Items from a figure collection
** begin **
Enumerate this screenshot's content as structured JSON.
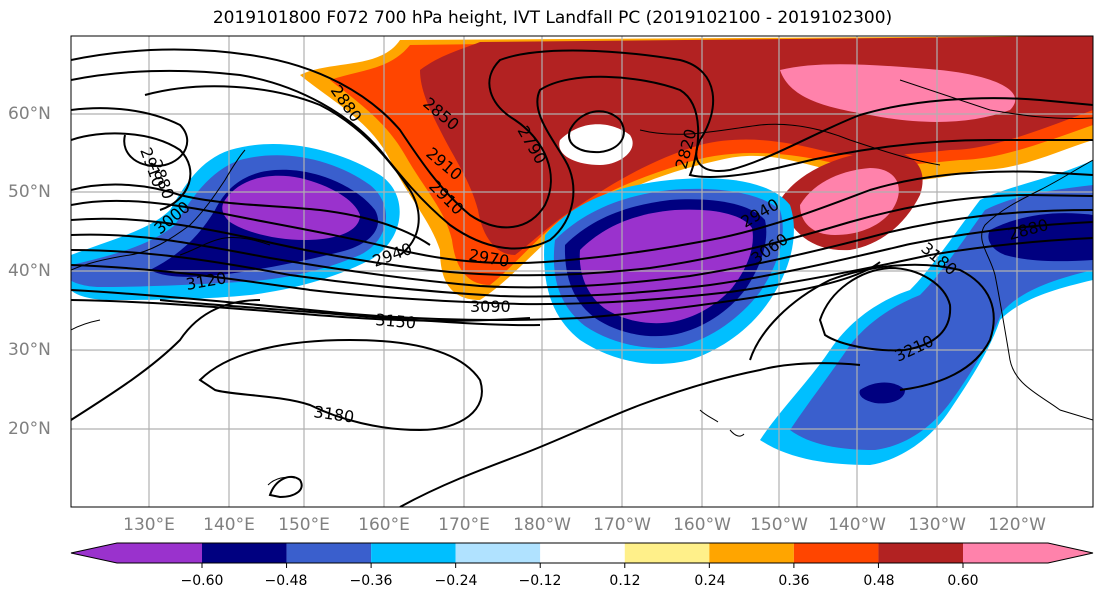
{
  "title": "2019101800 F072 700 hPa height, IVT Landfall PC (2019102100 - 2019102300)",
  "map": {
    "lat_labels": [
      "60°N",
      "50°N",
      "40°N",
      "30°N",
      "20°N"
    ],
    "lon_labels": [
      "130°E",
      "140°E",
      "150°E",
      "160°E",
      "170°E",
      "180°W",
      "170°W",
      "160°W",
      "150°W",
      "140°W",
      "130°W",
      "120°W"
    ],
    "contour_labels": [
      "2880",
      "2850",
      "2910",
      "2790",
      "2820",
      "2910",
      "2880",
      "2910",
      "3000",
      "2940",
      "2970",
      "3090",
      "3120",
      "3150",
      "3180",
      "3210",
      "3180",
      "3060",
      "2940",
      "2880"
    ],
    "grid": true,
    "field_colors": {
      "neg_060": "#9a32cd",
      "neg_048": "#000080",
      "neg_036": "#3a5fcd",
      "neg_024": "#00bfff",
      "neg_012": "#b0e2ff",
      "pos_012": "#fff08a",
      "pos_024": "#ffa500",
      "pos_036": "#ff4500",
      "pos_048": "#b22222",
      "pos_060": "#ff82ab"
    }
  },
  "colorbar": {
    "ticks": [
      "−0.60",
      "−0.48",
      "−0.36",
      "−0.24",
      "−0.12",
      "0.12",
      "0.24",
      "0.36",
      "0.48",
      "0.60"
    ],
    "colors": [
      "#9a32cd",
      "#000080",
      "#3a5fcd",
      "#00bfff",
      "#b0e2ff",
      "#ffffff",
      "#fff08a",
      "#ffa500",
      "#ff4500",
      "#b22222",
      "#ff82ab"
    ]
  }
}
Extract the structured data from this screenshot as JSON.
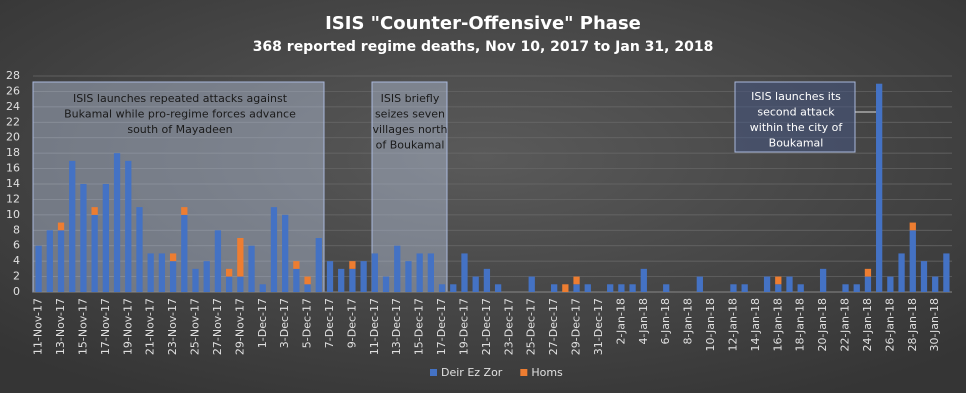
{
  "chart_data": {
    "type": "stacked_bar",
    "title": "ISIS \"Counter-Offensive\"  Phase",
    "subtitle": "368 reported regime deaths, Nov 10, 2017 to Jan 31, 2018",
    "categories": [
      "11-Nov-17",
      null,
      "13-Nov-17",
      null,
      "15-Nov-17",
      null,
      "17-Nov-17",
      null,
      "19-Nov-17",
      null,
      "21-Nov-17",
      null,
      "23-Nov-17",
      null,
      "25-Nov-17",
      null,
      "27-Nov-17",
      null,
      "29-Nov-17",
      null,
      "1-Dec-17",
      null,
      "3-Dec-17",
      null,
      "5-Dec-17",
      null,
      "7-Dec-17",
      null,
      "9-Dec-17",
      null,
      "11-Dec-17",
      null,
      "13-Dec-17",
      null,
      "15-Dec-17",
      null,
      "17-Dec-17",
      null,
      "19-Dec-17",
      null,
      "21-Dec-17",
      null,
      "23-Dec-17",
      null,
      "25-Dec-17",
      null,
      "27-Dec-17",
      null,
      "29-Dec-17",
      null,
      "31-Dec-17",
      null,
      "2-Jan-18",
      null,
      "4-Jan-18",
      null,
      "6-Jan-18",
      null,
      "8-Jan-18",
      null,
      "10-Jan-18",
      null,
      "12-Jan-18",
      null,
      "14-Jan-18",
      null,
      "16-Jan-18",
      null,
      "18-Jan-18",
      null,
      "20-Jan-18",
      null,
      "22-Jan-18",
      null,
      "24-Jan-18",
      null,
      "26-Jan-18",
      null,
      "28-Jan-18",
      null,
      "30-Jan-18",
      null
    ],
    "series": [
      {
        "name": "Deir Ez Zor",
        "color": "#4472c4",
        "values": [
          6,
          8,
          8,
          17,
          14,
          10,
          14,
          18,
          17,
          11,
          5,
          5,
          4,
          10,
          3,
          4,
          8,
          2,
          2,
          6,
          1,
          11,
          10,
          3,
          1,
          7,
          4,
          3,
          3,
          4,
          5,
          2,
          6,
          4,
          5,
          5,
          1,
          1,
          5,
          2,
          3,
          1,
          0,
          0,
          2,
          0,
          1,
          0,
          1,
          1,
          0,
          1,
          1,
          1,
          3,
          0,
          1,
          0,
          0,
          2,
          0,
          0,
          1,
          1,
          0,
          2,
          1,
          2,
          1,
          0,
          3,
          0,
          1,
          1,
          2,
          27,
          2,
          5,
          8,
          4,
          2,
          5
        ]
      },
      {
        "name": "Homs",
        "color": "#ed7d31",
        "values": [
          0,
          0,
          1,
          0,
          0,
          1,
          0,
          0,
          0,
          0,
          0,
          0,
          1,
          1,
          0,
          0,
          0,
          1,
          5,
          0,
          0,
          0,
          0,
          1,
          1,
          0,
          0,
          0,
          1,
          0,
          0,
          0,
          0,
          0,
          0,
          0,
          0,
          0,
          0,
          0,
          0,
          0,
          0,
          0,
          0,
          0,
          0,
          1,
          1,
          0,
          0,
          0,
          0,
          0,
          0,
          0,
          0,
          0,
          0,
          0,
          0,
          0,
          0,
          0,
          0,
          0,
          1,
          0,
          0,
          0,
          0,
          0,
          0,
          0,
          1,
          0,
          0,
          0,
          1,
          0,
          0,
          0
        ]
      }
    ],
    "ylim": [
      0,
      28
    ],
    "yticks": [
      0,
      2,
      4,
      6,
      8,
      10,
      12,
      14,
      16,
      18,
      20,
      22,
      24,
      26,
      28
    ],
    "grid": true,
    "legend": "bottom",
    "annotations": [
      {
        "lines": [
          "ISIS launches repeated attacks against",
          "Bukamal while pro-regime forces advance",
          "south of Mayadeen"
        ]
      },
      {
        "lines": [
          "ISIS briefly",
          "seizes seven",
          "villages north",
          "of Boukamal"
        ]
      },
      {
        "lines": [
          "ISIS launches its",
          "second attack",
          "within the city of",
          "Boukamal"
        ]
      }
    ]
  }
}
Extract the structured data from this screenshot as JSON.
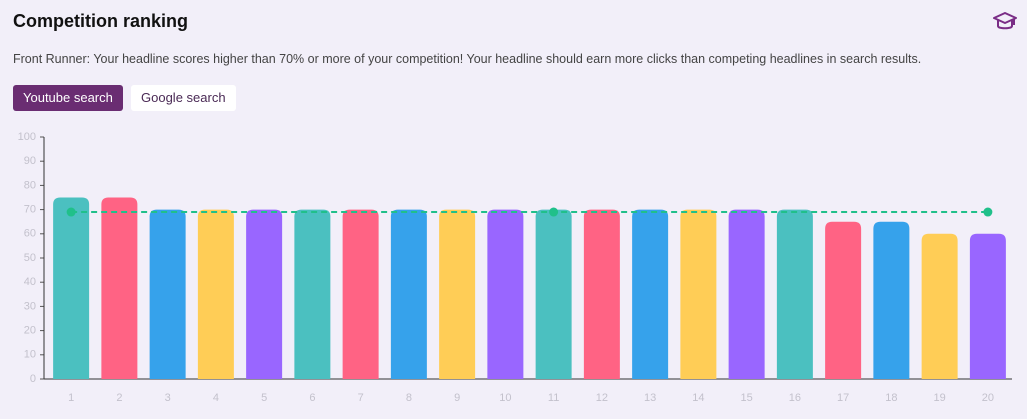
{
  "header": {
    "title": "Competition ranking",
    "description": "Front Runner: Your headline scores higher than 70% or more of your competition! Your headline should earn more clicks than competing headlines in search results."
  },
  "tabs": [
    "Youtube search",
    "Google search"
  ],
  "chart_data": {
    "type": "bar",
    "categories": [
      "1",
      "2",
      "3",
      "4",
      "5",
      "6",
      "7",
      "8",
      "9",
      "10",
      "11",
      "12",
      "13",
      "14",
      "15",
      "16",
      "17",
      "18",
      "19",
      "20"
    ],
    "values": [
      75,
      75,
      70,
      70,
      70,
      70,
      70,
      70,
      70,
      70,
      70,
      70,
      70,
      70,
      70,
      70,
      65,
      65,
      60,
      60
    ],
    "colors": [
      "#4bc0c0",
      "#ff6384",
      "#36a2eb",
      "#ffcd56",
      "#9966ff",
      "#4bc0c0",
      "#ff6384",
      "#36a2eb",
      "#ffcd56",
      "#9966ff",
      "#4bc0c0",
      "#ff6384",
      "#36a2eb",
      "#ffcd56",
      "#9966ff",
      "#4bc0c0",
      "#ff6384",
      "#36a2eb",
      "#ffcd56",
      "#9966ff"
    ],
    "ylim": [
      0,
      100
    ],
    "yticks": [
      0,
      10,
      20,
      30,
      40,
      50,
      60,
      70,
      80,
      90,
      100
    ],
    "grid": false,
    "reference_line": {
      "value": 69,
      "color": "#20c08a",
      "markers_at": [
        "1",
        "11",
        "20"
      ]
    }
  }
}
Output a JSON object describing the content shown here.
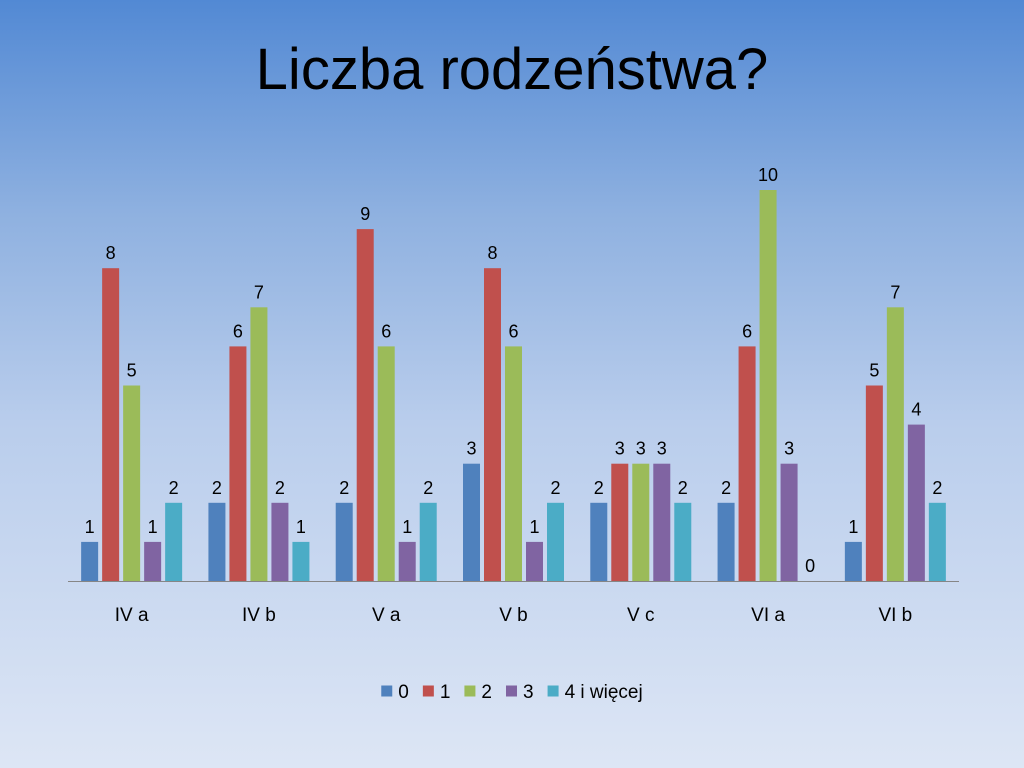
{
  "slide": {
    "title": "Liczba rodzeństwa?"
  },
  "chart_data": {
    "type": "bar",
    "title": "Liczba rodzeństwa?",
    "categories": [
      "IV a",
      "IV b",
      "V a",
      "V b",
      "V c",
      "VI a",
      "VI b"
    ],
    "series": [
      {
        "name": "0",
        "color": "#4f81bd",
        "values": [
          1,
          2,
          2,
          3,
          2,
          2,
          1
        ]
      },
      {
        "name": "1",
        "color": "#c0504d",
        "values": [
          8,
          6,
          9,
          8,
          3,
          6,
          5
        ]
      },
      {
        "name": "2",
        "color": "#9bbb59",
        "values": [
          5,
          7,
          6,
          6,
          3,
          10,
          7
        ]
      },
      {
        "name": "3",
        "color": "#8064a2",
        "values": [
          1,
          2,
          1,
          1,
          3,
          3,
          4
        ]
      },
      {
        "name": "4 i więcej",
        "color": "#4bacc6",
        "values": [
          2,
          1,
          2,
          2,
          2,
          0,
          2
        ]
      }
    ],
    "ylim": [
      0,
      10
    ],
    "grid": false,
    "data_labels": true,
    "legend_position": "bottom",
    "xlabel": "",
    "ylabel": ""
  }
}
** end **
• _Request_
Which lines of the data include "rodzeństwa"? Copy each of them.

• _Answer to this problem_
    "title": "Liczba rodzeństwa?"
    "title": "Liczba rodzeństwa?",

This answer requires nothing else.